3/26/21

Eye in the Sky Worth Rediscovering

 

EYE IN THE SKY (2015)

Directed by Gavin Hood

Entertainment One Films, 102 minutes, R (language)

★★★★

 

 

 

Remember the lifeboat ethical dilemma that involved deciding whom to sacrifice to increase the likelihood others in the boat would survive? The grown-up version is the cold calculus upon which military and political decisions rest. Who and how many must die to justify a decision that will potentially save even more lives?

 

I am not usually a fan of military thrillers, but Eye in the Sky is a taut and thoughtful one. It's set in a section of Kenya under the control of El-Shabaab. Not many Westerners or Africans shed tears when El-Shabaab terrorists are killed. Could you push the button that launches a Hellfire missile that would wipe out four leaders and two suicide bomber recruits? Easy call? What if two were British and one an American? Still certain? What if a drone reveals a little girl selling bread outside of the compound in which the bad guys are holed up? High-tech warfare isn’t like the Vietnam War in which pilots released bombs and had little idea of what collateral damage they caused. Now we have the ability to zero in on that little girl’s face. Would you kill her in the name of saving others? Would you make such a decision if it involved one of your loved ones?

• _Entries shown_:

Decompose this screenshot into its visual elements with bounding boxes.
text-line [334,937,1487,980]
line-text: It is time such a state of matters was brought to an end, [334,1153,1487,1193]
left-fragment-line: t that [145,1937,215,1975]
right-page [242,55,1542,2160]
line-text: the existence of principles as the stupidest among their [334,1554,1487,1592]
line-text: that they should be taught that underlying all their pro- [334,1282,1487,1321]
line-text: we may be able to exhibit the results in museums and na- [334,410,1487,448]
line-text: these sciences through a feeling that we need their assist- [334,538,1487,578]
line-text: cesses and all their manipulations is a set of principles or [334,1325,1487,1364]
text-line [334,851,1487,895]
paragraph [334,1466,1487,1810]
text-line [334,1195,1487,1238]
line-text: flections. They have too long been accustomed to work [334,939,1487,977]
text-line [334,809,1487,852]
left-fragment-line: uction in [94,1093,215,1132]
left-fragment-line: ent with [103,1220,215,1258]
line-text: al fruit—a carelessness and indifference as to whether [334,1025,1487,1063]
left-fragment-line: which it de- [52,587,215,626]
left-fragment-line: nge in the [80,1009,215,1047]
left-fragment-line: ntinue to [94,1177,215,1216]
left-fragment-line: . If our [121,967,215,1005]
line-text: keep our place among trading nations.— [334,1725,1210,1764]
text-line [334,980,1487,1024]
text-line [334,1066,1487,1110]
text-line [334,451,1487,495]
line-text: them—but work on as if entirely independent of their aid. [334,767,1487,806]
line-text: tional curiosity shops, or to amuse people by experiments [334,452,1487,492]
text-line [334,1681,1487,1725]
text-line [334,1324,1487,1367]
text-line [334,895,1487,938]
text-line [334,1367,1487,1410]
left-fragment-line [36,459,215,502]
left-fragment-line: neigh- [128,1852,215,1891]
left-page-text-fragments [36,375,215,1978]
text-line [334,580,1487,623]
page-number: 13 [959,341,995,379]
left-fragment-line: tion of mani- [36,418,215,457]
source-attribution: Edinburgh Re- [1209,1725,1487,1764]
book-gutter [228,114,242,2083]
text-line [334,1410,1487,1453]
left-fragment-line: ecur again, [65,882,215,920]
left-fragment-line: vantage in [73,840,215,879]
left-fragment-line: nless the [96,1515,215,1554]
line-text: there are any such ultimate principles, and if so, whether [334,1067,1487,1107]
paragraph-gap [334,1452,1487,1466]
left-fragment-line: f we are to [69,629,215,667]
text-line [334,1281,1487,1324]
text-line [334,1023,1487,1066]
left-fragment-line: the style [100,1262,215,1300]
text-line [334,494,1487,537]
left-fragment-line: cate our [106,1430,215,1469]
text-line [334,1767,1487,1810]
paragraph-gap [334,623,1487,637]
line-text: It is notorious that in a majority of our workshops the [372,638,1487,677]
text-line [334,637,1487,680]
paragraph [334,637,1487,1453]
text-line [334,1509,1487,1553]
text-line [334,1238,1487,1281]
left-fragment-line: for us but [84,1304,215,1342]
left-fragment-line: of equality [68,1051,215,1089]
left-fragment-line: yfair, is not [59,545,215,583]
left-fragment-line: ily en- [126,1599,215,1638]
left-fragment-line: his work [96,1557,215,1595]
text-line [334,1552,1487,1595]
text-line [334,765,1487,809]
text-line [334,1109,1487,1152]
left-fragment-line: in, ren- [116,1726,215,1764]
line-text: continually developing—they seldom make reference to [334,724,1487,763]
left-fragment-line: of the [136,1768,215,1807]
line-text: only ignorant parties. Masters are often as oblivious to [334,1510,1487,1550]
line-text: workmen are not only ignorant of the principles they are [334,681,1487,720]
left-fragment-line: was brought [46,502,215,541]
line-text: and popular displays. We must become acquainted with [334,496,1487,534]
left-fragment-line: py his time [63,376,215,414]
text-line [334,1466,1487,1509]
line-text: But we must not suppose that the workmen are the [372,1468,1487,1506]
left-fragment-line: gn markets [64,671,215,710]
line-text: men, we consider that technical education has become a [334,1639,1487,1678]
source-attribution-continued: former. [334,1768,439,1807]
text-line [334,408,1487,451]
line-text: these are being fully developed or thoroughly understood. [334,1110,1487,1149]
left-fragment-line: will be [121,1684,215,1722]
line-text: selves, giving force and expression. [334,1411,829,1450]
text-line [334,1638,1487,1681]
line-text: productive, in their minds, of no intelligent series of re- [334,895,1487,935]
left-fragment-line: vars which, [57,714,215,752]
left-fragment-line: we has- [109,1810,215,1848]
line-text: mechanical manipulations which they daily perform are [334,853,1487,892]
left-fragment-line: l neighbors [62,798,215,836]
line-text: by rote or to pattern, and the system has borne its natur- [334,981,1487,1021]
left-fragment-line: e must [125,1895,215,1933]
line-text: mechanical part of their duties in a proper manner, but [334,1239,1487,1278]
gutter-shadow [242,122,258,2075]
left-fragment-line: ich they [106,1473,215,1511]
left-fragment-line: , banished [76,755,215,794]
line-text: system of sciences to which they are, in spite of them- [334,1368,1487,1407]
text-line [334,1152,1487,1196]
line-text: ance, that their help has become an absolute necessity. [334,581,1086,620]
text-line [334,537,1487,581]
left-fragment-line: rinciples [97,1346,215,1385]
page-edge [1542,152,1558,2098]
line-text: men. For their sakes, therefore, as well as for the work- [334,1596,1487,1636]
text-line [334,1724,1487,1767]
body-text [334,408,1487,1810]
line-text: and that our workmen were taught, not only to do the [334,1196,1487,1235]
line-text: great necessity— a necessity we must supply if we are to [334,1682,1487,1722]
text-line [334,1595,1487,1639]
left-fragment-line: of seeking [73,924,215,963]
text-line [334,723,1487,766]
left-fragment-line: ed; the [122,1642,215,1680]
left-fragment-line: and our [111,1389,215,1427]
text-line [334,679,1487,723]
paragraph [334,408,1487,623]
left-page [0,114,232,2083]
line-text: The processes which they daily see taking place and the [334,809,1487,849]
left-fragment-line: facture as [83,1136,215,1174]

• _Directions_: Reproduce the full Eye in the Sky review from above, word for word.

• _Answer to this problem_:
3/26/21

Eye in the Sky Worth Rediscovering

 

EYE IN THE SKY (2015)

Directed by Gavin Hood

Entertainment One Films, 102 minutes, R (language)

★★★★

 

 

 

Remember the lifeboat ethical dilemma that involved deciding whom to sacrifice to increase the likelihood others in the boat would survive? The grown-up version is the cold calculus upon which military and political decisions rest. Who and how many must die to justify a decision that will potentially save even more lives?

 

I am not usually a fan of military thrillers, but Eye in the Sky is a taut and thoughtful one. It's set in a section of Kenya under the control of El-Shabaab. Not many Westerners or Africans shed tears when El-Shabaab terrorists are killed. Could you push the button that launches a Hellfire missile that would wipe out four leaders and two suicide bomber recruits? Easy call? What if two were British and one an American? Still certain? What if a drone reveals a little girl selling bread outside of the compound in which the bad guys are holed up? High-tech warfare isn’t like the Vietnam War in which pilots released bombs and had little idea of what collateral damage they caused. Now we have the ability to zero in on that little girl’s face. Would you kill her in the name of saving others? Would you make such a decision if it involved one of your loved ones?